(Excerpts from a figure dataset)
— Start —
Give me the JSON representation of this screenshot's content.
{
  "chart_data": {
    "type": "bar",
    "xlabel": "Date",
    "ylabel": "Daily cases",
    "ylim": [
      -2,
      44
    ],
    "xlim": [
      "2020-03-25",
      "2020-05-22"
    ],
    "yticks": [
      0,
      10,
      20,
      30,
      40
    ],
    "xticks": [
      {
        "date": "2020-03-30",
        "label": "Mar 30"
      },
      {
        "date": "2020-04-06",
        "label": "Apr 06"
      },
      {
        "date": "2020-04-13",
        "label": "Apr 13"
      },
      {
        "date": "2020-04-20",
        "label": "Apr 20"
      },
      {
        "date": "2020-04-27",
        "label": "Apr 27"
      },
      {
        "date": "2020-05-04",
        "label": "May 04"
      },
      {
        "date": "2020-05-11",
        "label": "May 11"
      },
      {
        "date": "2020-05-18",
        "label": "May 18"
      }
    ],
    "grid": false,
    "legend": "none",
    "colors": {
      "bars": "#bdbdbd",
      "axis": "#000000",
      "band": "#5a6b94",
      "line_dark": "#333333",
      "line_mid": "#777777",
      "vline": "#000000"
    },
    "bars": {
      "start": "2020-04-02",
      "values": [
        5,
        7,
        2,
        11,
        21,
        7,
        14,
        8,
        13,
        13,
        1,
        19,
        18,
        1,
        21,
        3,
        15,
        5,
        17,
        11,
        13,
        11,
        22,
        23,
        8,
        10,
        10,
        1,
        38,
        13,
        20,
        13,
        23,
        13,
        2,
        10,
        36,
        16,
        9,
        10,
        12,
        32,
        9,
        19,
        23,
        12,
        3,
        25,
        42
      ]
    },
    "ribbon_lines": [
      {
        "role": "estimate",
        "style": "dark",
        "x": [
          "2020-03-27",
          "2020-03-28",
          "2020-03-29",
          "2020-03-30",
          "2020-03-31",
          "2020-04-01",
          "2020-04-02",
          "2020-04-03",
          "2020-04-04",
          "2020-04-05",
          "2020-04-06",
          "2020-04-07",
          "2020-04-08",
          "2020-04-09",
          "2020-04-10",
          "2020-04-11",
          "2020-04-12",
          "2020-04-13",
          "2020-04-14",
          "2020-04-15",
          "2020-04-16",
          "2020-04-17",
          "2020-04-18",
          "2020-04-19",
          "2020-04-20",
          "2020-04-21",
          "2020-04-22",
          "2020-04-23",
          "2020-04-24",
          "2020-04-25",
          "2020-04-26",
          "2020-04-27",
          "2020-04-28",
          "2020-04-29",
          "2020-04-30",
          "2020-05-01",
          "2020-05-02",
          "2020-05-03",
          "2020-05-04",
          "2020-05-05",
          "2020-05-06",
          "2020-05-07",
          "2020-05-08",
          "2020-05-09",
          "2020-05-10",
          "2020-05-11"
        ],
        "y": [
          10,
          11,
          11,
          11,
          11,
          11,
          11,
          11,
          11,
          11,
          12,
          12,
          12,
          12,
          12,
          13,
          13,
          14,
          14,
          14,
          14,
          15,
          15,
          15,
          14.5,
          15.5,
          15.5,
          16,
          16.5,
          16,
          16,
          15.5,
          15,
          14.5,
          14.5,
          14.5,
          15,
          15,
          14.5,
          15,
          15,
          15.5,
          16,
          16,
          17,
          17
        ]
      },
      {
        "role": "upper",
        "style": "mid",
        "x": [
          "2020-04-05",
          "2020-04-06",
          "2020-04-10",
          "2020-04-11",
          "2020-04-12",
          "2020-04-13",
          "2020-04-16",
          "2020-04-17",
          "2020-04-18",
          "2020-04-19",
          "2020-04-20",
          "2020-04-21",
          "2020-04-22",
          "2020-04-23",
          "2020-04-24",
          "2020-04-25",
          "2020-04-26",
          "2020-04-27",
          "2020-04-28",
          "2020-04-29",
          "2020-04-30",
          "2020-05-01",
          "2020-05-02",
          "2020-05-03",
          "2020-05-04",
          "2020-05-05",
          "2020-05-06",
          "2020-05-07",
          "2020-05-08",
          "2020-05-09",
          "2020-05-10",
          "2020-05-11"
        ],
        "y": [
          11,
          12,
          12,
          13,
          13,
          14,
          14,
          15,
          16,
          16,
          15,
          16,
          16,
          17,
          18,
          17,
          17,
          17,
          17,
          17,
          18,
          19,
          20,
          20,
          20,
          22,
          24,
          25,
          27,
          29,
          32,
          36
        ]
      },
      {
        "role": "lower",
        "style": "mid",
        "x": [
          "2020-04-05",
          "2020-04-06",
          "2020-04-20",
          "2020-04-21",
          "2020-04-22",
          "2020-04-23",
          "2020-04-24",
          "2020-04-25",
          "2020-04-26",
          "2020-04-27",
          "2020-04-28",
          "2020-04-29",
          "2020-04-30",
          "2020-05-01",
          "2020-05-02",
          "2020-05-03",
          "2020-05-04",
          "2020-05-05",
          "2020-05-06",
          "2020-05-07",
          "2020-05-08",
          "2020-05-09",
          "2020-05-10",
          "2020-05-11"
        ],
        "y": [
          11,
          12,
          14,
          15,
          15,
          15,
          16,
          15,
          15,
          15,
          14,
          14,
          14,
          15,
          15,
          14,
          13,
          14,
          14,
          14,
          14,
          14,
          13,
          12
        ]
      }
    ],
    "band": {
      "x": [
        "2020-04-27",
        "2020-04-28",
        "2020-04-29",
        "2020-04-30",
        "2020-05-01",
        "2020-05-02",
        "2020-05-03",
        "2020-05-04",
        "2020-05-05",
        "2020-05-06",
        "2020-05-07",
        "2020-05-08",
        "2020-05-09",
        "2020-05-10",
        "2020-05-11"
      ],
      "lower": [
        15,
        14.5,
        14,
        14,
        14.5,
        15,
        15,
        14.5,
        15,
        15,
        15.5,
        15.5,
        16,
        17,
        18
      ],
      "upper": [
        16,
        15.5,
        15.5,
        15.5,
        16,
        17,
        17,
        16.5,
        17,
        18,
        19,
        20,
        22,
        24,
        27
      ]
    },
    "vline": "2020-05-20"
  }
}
— End —
**PROBLEM TO SOLVE**
Copy out all of the records above with nothing altered.

**RESPONSE TO THE EXERCISE**
Give me the JSON representation of this screenshot's content.
{
  "chart_data": {
    "type": "bar",
    "xlabel": "Date",
    "ylabel": "Daily cases",
    "ylim": [
      -2,
      44
    ],
    "xlim": [
      "2020-03-25",
      "2020-05-22"
    ],
    "yticks": [
      0,
      10,
      20,
      30,
      40
    ],
    "xticks": [
      {
        "date": "2020-03-30",
        "label": "Mar 30"
      },
      {
        "date": "2020-04-06",
        "label": "Apr 06"
      },
      {
        "date": "2020-04-13",
        "label": "Apr 13"
      },
      {
        "date": "2020-04-20",
        "label": "Apr 20"
      },
      {
        "date": "2020-04-27",
        "label": "Apr 27"
      },
      {
        "date": "2020-05-04",
        "label": "May 04"
      },
      {
        "date": "2020-05-11",
        "label": "May 11"
      },
      {
        "date": "2020-05-18",
        "label": "May 18"
      }
    ],
    "grid": false,
    "legend": "none",
    "colors": {
      "bars": "#bdbdbd",
      "axis": "#000000",
      "band": "#5a6b94",
      "line_dark": "#333333",
      "line_mid": "#777777",
      "vline": "#000000"
    },
    "bars": {
      "start": "2020-04-02",
      "values": [
        5,
        7,
        2,
        11,
        21,
        7,
        14,
        8,
        13,
        13,
        1,
        19,
        18,
        1,
        21,
        3,
        15,
        5,
        17,
        11,
        13,
        11,
        22,
        23,
        8,
        10,
        10,
        1,
        38,
        13,
        20,
        13,
        23,
        13,
        2,
        10,
        36,
        16,
        9,
        10,
        12,
        32,
        9,
        19,
        23,
        12,
        3,
        25,
        42
      ]
    },
    "ribbon_lines": [
      {
        "role": "estimate",
        "style": "dark",
        "x": [
          "2020-03-27",
          "2020-03-28",
          "2020-03-29",
          "2020-03-30",
          "2020-03-31",
          "2020-04-01",
          "2020-04-02",
          "2020-04-03",
          "2020-04-04",
          "2020-04-05",
          "2020-04-06",
          "2020-04-07",
          "2020-04-08",
          "2020-04-09",
          "2020-04-10",
          "2020-04-11",
          "2020-04-12",
          "2020-04-13",
          "2020-04-14",
          "2020-04-15",
          "2020-04-16",
          "2020-04-17",
          "2020-04-18",
          "2020-04-19",
          "2020-04-20",
          "2020-04-21",
          "2020-04-22",
          "2020-04-23",
          "2020-04-24",
          "2020-04-25",
          "2020-04-26",
          "2020-04-27",
          "2020-04-28",
          "2020-04-29",
          "2020-04-30",
          "2020-05-01",
          "2020-05-02",
          "2020-05-03",
          "2020-05-04",
          "2020-05-05",
          "2020-05-06",
          "2020-05-07",
          "2020-05-08",
          "2020-05-09",
          "2020-05-10",
          "2020-05-11"
        ],
        "y": [
          10,
          11,
          11,
          11,
          11,
          11,
          11,
          11,
          11,
          11,
          12,
          12,
          12,
          12,
          12,
          13,
          13,
          14,
          14,
          14,
          14,
          15,
          15,
          15,
          14.5,
          15.5,
          15.5,
          16,
          16.5,
          16,
          16,
          15.5,
          15,
          14.5,
          14.5,
          14.5,
          15,
          15,
          14.5,
          15,
          15,
          15.5,
          16,
          16,
          17,
          17
        ]
      },
      {
        "role": "upper",
        "style": "mid",
        "x": [
          "2020-04-05",
          "2020-04-06",
          "2020-04-10",
          "2020-04-11",
          "2020-04-12",
          "2020-04-13",
          "2020-04-16",
          "2020-04-17",
          "2020-04-18",
          "2020-04-19",
          "2020-04-20",
          "2020-04-21",
          "2020-04-22",
          "2020-04-23",
          "2020-04-24",
          "2020-04-25",
          "2020-04-26",
          "2020-04-27",
          "2020-04-28",
          "2020-04-29",
          "2020-04-30",
          "2020-05-01",
          "2020-05-02",
          "2020-05-03",
          "2020-05-04",
          "2020-05-05",
          "2020-05-06",
          "2020-05-07",
          "2020-05-08",
          "2020-05-09",
          "2020-05-10",
          "2020-05-11"
        ],
        "y": [
          11,
          12,
          12,
          13,
          13,
          14,
          14,
          15,
          16,
          16,
          15,
          16,
          16,
          17,
          18,
          17,
          17,
          17,
          17,
          17,
          18,
          19,
          20,
          20,
          20,
          22,
          24,
          25,
          27,
          29,
          32,
          36
        ]
      },
      {
        "role": "lower",
        "style": "mid",
        "x": [
          "2020-04-05",
          "2020-04-06",
          "2020-04-20",
          "2020-04-21",
          "2020-04-22",
          "2020-04-23",
          "2020-04-24",
          "2020-04-25",
          "2020-04-26",
          "2020-04-27",
          "2020-04-28",
          "2020-04-29",
          "2020-04-30",
          "2020-05-01",
          "2020-05-02",
          "2020-05-03",
          "2020-05-04",
          "2020-05-05",
          "2020-05-06",
          "2020-05-07",
          "2020-05-08",
          "2020-05-09",
          "2020-05-10",
          "2020-05-11"
        ],
        "y": [
          11,
          12,
          14,
          15,
          15,
          15,
          16,
          15,
          15,
          15,
          14,
          14,
          14,
          15,
          15,
          14,
          13,
          14,
          14,
          14,
          14,
          14,
          13,
          12
        ]
      }
    ],
    "band": {
      "x": [
        "2020-04-27",
        "2020-04-28",
        "2020-04-29",
        "2020-04-30",
        "2020-05-01",
        "2020-05-02",
        "2020-05-03",
        "2020-05-04",
        "2020-05-05",
        "2020-05-06",
        "2020-05-07",
        "2020-05-08",
        "2020-05-09",
        "2020-05-10",
        "2020-05-11"
      ],
      "lower": [
        15,
        14.5,
        14,
        14,
        14.5,
        15,
        15,
        14.5,
        15,
        15,
        15.5,
        15.5,
        16,
        17,
        18
      ],
      "upper": [
        16,
        15.5,
        15.5,
        15.5,
        16,
        17,
        17,
        16.5,
        17,
        18,
        19,
        20,
        22,
        24,
        27
      ]
    },
    "vline": "2020-05-20"
  }
}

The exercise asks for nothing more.